======== Information shown ========

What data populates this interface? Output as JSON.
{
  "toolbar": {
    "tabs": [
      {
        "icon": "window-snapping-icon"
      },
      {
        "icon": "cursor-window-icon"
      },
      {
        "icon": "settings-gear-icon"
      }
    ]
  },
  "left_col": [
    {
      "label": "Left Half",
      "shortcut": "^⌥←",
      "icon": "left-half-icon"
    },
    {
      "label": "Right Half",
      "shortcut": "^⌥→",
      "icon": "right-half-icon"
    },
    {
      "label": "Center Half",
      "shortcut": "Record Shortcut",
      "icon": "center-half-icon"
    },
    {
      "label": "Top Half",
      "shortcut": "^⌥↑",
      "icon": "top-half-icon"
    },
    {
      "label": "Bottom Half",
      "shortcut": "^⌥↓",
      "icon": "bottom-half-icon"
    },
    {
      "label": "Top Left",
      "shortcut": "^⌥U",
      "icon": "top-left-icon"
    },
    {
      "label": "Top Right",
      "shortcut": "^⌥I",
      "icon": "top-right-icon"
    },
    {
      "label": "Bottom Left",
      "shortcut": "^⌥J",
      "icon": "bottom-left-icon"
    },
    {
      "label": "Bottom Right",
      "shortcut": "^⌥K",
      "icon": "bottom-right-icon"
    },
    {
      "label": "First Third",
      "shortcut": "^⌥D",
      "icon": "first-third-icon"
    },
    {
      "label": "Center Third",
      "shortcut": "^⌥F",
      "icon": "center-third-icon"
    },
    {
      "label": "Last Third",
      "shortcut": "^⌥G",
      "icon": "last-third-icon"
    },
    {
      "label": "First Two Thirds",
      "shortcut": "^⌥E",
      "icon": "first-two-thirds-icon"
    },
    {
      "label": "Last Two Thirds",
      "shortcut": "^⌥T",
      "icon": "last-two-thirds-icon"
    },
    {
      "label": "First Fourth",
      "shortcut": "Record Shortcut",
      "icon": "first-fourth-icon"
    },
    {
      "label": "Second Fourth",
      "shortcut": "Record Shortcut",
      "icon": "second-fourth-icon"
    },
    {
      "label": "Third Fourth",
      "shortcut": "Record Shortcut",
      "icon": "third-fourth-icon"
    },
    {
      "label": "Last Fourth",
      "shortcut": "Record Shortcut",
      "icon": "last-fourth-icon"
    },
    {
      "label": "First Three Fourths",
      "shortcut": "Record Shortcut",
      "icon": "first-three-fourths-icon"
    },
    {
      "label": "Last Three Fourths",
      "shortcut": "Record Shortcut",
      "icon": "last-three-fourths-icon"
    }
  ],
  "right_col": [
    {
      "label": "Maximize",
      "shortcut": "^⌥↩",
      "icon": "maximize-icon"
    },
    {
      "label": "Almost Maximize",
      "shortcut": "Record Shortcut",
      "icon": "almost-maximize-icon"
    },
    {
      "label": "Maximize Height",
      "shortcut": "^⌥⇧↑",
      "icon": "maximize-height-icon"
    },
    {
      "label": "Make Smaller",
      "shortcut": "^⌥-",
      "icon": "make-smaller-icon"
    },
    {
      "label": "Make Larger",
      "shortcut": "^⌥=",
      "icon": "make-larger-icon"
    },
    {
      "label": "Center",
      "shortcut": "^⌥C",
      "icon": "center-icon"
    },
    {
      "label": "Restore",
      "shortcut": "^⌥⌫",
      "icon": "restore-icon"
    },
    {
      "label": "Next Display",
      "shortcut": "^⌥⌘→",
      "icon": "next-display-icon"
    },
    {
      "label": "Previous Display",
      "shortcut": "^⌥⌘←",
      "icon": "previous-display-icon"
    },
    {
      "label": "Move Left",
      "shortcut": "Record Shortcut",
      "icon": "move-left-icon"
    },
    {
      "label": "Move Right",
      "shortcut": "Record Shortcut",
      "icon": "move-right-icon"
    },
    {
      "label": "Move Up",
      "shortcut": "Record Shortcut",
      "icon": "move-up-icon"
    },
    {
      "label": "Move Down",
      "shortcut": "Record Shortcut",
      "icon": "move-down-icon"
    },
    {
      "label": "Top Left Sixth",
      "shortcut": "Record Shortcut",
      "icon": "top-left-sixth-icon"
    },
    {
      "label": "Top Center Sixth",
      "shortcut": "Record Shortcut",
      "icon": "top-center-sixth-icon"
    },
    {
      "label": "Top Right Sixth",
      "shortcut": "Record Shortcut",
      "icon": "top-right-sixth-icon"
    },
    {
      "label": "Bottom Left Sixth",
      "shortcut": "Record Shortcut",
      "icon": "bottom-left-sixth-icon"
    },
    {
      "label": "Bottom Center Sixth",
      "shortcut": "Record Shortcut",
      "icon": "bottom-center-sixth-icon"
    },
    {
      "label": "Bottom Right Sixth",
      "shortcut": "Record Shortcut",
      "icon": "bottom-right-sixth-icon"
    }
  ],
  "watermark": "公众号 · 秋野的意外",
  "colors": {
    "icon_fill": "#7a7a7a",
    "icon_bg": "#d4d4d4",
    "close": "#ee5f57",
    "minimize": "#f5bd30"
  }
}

========

Written instruction: Recopy the whole listing exactly.

Written response:
What data populates this interface? Output as JSON.
{
  "toolbar": {
    "tabs": [
      {
        "icon": "window-snapping-icon"
      },
      {
        "icon": "cursor-window-icon"
      },
      {
        "icon": "settings-gear-icon"
      }
    ]
  },
  "left_col": [
    {
      "label": "Left Half",
      "shortcut": "^⌥←",
      "icon": "left-half-icon"
    },
    {
      "label": "Right Half",
      "shortcut": "^⌥→",
      "icon": "right-half-icon"
    },
    {
      "label": "Center Half",
      "shortcut": "Record Shortcut",
      "icon": "center-half-icon"
    },
    {
      "label": "Top Half",
      "shortcut": "^⌥↑",
      "icon": "top-half-icon"
    },
    {
      "label": "Bottom Half",
      "shortcut": "^⌥↓",
      "icon": "bottom-half-icon"
    },
    {
      "label": "Top Left",
      "shortcut": "^⌥U",
      "icon": "top-left-icon"
    },
    {
      "label": "Top Right",
      "shortcut": "^⌥I",
      "icon": "top-right-icon"
    },
    {
      "label": "Bottom Left",
      "shortcut": "^⌥J",
      "icon": "bottom-left-icon"
    },
    {
      "label": "Bottom Right",
      "shortcut": "^⌥K",
      "icon": "bottom-right-icon"
    },
    {
      "label": "First Third",
      "shortcut": "^⌥D",
      "icon": "first-third-icon"
    },
    {
      "label": "Center Third",
      "shortcut": "^⌥F",
      "icon": "center-third-icon"
    },
    {
      "label": "Last Third",
      "shortcut": "^⌥G",
      "icon": "last-third-icon"
    },
    {
      "label": "First Two Thirds",
      "shortcut": "^⌥E",
      "icon": "first-two-thirds-icon"
    },
    {
      "label": "Last Two Thirds",
      "shortcut": "^⌥T",
      "icon": "last-two-thirds-icon"
    },
    {
      "label": "First Fourth",
      "shortcut": "Record Shortcut",
      "icon": "first-fourth-icon"
    },
    {
      "label": "Second Fourth",
      "shortcut": "Record Shortcut",
      "icon": "second-fourth-icon"
    },
    {
      "label": "Third Fourth",
      "shortcut": "Record Shortcut",
      "icon": "third-fourth-icon"
    },
    {
      "label": "Last Fourth",
      "shortcut": "Record Shortcut",
      "icon": "last-fourth-icon"
    },
    {
      "label": "First Three Fourths",
      "shortcut": "Record Shortcut",
      "icon": "first-three-fourths-icon"
    },
    {
      "label": "Last Three Fourths",
      "shortcut": "Record Shortcut",
      "icon": "last-three-fourths-icon"
    }
  ],
  "right_col": [
    {
      "label": "Maximize",
      "shortcut": "^⌥↩",
      "icon": "maximize-icon"
    },
    {
      "label": "Almost Maximize",
      "shortcut": "Record Shortcut",
      "icon": "almost-maximize-icon"
    },
    {
      "label": "Maximize Height",
      "shortcut": "^⌥⇧↑",
      "icon": "maximize-height-icon"
    },
    {
      "label": "Make Smaller",
      "shortcut": "^⌥-",
      "icon": "make-smaller-icon"
    },
    {
      "label": "Make Larger",
      "shortcut": "^⌥=",
      "icon": "make-larger-icon"
    },
    {
      "label": "Center",
      "shortcut": "^⌥C",
      "icon": "center-icon"
    },
    {
      "label": "Restore",
      "shortcut": "^⌥⌫",
      "icon": "restore-icon"
    },
    {
      "label": "Next Display",
      "shortcut": "^⌥⌘→",
      "icon": "next-display-icon"
    },
    {
      "label": "Previous Display",
      "shortcut": "^⌥⌘←",
      "icon": "previous-display-icon"
    },
    {
      "label": "Move Left",
      "shortcut": "Record Shortcut",
      "icon": "move-left-icon"
    },
    {
      "label": "Move Right",
      "shortcut": "Record Shortcut",
      "icon": "move-right-icon"
    },
    {
      "label": "Move Up",
      "shortcut": "Record Shortcut",
      "icon": "move-up-icon"
    },
    {
      "label": "Move Down",
      "shortcut": "Record Shortcut",
      "icon": "move-down-icon"
    },
    {
      "label": "Top Left Sixth",
      "shortcut": "Record Shortcut",
      "icon": "top-left-sixth-icon"
    },
    {
      "label": "Top Center Sixth",
      "shortcut": "Record Shortcut",
      "icon": "top-center-sixth-icon"
    },
    {
      "label": "Top Right Sixth",
      "shortcut": "Record Shortcut",
      "icon": "top-right-sixth-icon"
    },
    {
      "label": "Bottom Left Sixth",
      "shortcut": "Record Shortcut",
      "icon": "bottom-left-sixth-icon"
    },
    {
      "label": "Bottom Center Sixth",
      "shortcut": "Record Shortcut",
      "icon": "bottom-center-sixth-icon"
    },
    {
      "label": "Bottom Right Sixth",
      "shortcut": "Record Shortcut",
      "icon": "bottom-right-sixth-icon"
    }
  ],
  "watermark": "公众号 · 秋野的意外",
  "colors": {
    "icon_fill": "#7a7a7a",
    "icon_bg": "#d4d4d4",
    "close": "#ee5f57",
    "minimize": "#f5bd30"
  }
}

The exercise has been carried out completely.